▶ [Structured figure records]
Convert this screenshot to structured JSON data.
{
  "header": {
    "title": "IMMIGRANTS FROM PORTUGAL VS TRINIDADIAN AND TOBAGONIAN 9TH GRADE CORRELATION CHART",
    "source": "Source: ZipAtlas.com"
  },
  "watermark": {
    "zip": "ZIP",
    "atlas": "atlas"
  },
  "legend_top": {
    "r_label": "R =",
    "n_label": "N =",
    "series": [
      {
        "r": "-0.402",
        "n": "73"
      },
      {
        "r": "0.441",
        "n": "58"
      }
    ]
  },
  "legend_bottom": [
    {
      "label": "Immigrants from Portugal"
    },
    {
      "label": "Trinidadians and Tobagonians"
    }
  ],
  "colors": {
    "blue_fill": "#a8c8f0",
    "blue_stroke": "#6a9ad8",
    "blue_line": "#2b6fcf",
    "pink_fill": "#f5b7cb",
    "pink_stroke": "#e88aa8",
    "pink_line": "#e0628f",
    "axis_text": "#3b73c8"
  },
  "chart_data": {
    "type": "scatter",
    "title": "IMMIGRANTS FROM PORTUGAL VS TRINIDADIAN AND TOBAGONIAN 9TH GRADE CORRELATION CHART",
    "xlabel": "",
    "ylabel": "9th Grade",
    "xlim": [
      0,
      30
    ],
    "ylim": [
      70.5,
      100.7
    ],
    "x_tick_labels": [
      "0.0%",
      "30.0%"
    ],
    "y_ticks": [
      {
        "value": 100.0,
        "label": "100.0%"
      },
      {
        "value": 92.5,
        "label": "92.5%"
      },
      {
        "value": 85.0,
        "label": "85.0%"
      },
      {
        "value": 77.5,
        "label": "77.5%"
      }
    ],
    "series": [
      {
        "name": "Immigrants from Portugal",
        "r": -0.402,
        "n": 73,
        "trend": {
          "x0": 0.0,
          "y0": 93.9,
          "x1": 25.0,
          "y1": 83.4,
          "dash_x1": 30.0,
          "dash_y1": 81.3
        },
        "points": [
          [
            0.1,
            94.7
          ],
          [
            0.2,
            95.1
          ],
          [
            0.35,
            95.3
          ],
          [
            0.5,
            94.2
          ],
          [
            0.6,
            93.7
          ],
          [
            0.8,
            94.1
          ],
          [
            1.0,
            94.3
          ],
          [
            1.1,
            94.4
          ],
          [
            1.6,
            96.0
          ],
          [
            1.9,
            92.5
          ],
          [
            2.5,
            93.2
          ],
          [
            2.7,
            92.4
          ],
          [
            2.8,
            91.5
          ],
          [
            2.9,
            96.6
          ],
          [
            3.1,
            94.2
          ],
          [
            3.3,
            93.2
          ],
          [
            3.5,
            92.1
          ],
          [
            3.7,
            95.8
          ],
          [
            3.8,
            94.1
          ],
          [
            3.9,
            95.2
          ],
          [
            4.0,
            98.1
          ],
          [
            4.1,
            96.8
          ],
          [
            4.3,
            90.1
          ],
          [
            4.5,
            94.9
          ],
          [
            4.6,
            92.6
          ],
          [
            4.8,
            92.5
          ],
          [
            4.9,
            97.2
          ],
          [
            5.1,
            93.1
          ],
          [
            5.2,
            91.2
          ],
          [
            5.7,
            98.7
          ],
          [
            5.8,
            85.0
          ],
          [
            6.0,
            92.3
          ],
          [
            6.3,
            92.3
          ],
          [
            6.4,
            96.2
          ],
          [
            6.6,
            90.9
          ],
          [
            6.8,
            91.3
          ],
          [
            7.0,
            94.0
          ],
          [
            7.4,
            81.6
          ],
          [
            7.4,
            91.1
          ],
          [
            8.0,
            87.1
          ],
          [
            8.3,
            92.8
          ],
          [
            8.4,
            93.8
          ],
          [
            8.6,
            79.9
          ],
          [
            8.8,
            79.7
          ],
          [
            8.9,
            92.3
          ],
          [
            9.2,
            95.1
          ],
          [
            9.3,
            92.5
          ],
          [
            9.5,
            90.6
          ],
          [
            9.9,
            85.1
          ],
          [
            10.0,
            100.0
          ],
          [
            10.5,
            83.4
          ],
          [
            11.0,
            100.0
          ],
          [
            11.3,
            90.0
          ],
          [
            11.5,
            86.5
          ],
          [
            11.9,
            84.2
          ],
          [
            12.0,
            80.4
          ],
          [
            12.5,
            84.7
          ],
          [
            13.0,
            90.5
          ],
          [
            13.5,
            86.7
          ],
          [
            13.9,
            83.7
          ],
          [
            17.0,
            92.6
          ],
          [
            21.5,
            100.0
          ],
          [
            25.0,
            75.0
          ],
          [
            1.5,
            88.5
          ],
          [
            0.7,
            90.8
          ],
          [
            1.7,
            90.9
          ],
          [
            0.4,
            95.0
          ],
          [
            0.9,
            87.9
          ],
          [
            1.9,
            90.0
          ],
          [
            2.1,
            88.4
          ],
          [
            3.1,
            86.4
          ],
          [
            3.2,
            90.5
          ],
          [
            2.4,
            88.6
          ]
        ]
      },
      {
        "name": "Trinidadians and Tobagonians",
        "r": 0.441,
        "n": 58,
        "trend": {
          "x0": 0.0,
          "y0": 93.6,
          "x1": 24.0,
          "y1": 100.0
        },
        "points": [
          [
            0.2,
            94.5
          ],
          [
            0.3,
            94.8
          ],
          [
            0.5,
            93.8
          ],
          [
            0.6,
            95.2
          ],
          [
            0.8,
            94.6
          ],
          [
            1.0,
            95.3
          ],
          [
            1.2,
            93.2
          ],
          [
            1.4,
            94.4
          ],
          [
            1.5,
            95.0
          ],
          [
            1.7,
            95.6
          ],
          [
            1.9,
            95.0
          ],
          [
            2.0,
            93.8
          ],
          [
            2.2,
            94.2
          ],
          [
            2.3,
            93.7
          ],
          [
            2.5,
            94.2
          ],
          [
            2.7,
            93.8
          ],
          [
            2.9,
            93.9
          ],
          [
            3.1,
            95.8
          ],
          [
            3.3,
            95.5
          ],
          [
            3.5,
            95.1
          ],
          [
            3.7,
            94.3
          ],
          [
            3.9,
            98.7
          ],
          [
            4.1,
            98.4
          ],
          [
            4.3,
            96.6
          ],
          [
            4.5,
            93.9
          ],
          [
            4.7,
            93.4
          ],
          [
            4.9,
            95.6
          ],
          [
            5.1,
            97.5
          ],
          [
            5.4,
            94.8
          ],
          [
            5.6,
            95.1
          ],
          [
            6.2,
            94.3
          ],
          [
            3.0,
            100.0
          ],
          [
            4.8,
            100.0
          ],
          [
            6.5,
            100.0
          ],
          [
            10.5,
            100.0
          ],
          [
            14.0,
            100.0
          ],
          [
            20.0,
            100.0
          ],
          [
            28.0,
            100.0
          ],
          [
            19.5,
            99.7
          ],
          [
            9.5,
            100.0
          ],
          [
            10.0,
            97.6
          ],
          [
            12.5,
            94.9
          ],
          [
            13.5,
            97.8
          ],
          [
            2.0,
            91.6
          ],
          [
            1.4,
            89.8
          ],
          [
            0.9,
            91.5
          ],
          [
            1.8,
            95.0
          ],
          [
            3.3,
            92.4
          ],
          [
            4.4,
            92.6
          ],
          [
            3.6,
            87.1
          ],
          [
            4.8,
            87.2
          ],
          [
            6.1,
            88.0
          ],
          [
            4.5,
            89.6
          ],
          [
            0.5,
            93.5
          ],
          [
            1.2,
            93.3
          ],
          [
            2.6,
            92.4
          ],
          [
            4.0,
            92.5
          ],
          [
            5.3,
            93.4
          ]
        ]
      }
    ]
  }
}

▶ [Aim of the exercise]
Go through the entries above and pull out each line with "name" in it.

▶ [Solution below]
        "name": "Immigrants from Portugal",
        "name": "Trinidadians and Tobagonians",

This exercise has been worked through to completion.